_Task directions_
Check each line for the word "Türkiye" and give how many have it. Say nothing else.

--- Materials provided ---

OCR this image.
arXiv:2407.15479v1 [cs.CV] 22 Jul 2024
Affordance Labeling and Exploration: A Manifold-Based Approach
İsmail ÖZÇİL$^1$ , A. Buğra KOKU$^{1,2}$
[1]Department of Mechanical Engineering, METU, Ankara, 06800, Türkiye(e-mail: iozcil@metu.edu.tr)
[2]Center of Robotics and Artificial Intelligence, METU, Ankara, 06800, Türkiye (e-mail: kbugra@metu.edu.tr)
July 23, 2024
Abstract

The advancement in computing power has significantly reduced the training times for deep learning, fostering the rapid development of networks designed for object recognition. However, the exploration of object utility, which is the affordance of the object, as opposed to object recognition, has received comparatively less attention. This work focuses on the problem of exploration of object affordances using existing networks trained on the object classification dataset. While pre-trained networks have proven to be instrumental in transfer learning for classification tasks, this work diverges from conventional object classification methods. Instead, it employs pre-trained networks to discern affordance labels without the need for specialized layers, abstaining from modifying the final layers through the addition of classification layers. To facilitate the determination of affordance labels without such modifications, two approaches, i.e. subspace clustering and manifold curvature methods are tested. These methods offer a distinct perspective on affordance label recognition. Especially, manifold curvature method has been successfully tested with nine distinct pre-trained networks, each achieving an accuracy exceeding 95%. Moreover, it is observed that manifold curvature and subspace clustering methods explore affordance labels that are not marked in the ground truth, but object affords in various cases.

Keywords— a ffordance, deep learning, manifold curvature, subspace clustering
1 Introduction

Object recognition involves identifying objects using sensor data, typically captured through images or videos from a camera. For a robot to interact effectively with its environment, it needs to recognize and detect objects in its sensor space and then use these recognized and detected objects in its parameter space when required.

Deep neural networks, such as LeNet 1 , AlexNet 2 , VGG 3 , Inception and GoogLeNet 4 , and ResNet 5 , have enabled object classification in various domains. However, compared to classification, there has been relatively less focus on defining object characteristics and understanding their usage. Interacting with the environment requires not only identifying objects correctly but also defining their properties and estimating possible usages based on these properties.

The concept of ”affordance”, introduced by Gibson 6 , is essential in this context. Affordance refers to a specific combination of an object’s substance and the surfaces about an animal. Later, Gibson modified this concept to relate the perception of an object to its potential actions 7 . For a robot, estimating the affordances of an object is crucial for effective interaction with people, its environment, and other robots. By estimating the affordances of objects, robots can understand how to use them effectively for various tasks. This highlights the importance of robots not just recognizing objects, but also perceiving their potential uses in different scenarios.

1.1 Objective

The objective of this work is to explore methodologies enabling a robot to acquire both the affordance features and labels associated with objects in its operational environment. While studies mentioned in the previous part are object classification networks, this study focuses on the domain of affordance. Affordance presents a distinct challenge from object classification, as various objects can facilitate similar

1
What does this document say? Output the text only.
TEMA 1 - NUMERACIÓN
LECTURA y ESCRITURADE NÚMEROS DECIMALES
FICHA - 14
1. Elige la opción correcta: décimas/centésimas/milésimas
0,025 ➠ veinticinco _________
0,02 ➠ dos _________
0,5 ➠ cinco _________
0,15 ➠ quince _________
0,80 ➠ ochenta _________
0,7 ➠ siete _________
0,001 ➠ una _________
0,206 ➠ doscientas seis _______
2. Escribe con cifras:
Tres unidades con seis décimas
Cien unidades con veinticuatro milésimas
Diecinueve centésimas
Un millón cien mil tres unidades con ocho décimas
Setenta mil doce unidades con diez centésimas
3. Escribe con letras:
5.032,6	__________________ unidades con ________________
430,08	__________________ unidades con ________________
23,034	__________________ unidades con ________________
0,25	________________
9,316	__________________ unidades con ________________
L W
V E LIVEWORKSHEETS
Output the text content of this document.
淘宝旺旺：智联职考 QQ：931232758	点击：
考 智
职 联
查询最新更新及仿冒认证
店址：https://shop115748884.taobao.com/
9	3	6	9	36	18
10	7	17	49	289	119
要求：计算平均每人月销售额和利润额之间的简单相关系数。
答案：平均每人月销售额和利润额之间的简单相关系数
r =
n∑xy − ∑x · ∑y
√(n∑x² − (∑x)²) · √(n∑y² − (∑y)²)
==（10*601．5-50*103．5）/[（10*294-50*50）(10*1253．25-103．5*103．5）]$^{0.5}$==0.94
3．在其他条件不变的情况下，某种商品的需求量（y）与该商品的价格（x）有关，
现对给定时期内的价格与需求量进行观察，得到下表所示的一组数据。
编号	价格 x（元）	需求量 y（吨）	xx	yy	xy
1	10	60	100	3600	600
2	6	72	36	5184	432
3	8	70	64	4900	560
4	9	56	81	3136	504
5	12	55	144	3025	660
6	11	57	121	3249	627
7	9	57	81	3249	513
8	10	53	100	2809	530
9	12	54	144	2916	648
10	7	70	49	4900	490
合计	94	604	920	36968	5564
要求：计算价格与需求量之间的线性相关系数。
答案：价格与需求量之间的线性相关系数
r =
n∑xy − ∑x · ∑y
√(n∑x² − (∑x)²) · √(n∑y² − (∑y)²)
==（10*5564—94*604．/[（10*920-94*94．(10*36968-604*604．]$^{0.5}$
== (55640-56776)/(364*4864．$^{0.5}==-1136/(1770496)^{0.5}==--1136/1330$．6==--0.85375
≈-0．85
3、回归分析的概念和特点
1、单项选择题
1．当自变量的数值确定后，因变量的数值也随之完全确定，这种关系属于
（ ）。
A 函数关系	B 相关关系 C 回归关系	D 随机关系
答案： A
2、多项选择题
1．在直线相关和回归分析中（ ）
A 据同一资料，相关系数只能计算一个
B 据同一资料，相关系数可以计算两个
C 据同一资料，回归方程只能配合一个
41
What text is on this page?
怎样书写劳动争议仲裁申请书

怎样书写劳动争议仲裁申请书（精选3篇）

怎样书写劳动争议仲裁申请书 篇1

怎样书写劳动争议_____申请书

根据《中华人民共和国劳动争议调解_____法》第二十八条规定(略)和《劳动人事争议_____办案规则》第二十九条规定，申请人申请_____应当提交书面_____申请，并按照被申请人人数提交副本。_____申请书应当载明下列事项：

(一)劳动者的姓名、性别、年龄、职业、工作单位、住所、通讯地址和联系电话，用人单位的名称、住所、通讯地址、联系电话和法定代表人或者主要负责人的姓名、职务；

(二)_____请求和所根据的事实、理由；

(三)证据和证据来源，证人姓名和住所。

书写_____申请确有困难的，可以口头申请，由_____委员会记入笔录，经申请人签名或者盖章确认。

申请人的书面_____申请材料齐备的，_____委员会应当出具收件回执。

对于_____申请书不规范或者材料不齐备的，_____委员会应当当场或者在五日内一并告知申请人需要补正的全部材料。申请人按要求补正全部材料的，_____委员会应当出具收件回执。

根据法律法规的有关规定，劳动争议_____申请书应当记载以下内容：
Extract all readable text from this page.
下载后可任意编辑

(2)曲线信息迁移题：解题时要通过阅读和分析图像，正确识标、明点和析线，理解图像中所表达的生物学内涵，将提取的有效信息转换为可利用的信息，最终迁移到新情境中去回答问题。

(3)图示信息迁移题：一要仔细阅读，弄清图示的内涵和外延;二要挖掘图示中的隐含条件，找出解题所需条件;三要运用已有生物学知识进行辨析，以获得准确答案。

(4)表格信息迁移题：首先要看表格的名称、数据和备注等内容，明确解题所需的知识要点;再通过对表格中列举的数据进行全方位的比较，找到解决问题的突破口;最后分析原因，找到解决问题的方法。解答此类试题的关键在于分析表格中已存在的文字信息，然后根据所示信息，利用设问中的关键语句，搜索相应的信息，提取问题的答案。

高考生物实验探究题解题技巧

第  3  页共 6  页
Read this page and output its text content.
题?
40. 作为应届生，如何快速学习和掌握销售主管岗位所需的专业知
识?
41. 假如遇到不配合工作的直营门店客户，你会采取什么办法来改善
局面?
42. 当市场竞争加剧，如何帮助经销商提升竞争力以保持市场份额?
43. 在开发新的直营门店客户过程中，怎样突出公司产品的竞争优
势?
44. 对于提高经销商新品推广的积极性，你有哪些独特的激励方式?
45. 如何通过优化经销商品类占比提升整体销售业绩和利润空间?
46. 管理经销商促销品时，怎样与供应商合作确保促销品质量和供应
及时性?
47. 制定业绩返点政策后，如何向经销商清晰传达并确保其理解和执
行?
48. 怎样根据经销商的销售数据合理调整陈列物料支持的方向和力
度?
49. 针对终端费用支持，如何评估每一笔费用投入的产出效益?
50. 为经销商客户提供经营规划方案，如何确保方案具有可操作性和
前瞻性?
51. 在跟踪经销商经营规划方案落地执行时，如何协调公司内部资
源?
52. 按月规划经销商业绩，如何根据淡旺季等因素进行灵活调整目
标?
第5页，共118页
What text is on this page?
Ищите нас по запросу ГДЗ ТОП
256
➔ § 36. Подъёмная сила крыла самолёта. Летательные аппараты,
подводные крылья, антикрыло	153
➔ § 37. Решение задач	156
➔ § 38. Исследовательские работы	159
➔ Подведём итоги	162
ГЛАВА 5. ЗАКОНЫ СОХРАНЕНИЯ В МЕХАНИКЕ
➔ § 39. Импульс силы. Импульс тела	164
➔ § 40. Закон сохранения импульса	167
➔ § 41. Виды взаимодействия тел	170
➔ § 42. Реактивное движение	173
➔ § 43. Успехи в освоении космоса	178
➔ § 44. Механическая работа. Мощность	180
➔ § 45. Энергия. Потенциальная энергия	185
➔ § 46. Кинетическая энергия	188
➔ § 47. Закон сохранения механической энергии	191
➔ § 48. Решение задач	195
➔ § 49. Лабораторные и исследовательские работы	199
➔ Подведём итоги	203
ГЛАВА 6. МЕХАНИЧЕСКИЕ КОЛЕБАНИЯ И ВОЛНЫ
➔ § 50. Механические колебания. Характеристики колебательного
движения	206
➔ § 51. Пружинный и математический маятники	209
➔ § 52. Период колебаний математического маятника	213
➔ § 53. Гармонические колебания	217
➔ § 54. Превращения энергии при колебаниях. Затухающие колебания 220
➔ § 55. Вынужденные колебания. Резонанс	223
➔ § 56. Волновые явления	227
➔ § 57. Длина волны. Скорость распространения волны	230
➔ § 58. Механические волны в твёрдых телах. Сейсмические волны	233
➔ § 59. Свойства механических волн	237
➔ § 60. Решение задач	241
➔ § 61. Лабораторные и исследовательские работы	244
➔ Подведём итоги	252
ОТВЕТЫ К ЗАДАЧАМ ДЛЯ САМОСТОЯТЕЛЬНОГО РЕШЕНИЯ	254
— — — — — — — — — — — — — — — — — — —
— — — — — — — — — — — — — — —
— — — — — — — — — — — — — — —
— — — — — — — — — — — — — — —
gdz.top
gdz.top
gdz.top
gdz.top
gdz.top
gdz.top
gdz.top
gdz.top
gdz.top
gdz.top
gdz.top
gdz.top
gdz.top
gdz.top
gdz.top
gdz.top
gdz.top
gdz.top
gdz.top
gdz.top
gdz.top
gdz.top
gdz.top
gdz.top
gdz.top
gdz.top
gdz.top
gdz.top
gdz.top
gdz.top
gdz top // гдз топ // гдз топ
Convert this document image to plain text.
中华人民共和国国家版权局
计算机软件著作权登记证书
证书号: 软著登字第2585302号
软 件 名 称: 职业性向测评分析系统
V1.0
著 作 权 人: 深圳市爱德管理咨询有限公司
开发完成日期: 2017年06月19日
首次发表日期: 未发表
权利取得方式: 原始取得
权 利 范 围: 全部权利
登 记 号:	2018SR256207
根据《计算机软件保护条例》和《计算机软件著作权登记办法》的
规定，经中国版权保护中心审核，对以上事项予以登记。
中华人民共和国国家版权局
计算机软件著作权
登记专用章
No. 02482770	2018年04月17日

---

_Solved exercise_
2